## Available data
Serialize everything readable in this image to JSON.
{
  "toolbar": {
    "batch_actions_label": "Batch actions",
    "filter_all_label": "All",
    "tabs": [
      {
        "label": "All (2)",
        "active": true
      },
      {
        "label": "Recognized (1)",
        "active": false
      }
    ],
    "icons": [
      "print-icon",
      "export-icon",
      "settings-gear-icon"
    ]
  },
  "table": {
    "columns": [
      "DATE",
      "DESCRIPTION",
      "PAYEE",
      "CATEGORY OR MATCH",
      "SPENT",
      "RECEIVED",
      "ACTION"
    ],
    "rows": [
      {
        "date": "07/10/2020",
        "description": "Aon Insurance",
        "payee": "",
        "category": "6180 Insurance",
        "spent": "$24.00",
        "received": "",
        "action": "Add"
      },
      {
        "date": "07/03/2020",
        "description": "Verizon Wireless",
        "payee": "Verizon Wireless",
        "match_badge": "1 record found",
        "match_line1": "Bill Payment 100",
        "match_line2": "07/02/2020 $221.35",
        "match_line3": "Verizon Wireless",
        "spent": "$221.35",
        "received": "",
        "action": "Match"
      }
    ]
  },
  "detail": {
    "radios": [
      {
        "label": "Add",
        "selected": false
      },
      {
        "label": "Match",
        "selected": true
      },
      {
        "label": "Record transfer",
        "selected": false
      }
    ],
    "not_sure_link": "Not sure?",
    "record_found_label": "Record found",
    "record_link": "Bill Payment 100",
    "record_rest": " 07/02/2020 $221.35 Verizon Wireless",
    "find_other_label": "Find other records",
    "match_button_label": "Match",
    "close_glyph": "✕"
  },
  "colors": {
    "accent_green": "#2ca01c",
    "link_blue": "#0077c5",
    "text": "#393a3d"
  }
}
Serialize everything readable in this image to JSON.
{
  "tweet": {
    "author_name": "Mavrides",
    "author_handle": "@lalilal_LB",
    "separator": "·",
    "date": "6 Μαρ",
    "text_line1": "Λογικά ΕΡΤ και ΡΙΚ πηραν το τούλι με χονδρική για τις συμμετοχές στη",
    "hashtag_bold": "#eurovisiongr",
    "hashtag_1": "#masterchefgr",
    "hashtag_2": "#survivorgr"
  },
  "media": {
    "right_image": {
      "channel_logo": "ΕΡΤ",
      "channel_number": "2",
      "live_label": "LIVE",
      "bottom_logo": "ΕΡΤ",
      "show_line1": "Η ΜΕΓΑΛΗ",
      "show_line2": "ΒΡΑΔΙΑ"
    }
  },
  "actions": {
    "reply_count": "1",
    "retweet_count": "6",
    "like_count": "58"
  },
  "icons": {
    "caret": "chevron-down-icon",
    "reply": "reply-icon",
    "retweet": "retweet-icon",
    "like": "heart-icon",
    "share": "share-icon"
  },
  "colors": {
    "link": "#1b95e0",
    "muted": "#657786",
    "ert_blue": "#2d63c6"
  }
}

## Required task
Exactly reproduce the material above.

## Solution to this task
Serialize everything readable in this image to JSON.
{
  "toolbar": {
    "batch_actions_label": "Batch actions",
    "filter_all_label": "All",
    "tabs": [
      {
        "label": "All (2)",
        "active": true
      },
      {
        "label": "Recognized (1)",
        "active": false
      }
    ],
    "icons": [
      "print-icon",
      "export-icon",
      "settings-gear-icon"
    ]
  },
  "table": {
    "columns": [
      "DATE",
      "DESCRIPTION",
      "PAYEE",
      "CATEGORY OR MATCH",
      "SPENT",
      "RECEIVED",
      "ACTION"
    ],
    "rows": [
      {
        "date": "07/10/2020",
        "description": "Aon Insurance",
        "payee": "",
        "category": "6180 Insurance",
        "spent": "$24.00",
        "received": "",
        "action": "Add"
      },
      {
        "date": "07/03/2020",
        "description": "Verizon Wireless",
        "payee": "Verizon Wireless",
        "match_badge": "1 record found",
        "match_line1": "Bill Payment 100",
        "match_line2": "07/02/2020 $221.35",
        "match_line3": "Verizon Wireless",
        "spent": "$221.35",
        "received": "",
        "action": "Match"
      }
    ]
  },
  "detail": {
    "radios": [
      {
        "label": "Add",
        "selected": false
      },
      {
        "label": "Match",
        "selected": true
      },
      {
        "label": "Record transfer",
        "selected": false
      }
    ],
    "not_sure_link": "Not sure?",
    "record_found_label": "Record found",
    "record_link": "Bill Payment 100",
    "record_rest": " 07/02/2020 $221.35 Verizon Wireless",
    "find_other_label": "Find other records",
    "match_button_label": "Match",
    "close_glyph": "✕"
  },
  "colors": {
    "accent_green": "#2ca01c",
    "link_blue": "#0077c5",
    "text": "#393a3d"
  }
}
Serialize everything readable in this image to JSON.
{
  "tweet": {
    "author_name": "Mavrides",
    "author_handle": "@lalilal_LB",
    "separator": "·",
    "date": "6 Μαρ",
    "text_line1": "Λογικά ΕΡΤ και ΡΙΚ πηραν το τούλι με χονδρική για τις συμμετοχές στη",
    "hashtag_bold": "#eurovisiongr",
    "hashtag_1": "#masterchefgr",
    "hashtag_2": "#survivorgr"
  },
  "media": {
    "right_image": {
      "channel_logo": "ΕΡΤ",
      "channel_number": "2",
      "live_label": "LIVE",
      "bottom_logo": "ΕΡΤ",
      "show_line1": "Η ΜΕΓΑΛΗ",
      "show_line2": "ΒΡΑΔΙΑ"
    }
  },
  "actions": {
    "reply_count": "1",
    "retweet_count": "6",
    "like_count": "58"
  },
  "icons": {
    "caret": "chevron-down-icon",
    "reply": "reply-icon",
    "retweet": "retweet-icon",
    "like": "heart-icon",
    "share": "share-icon"
  },
  "colors": {
    "link": "#1b95e0",
    "muted": "#657786",
    "ert_blue": "#2d63c6"
  }
}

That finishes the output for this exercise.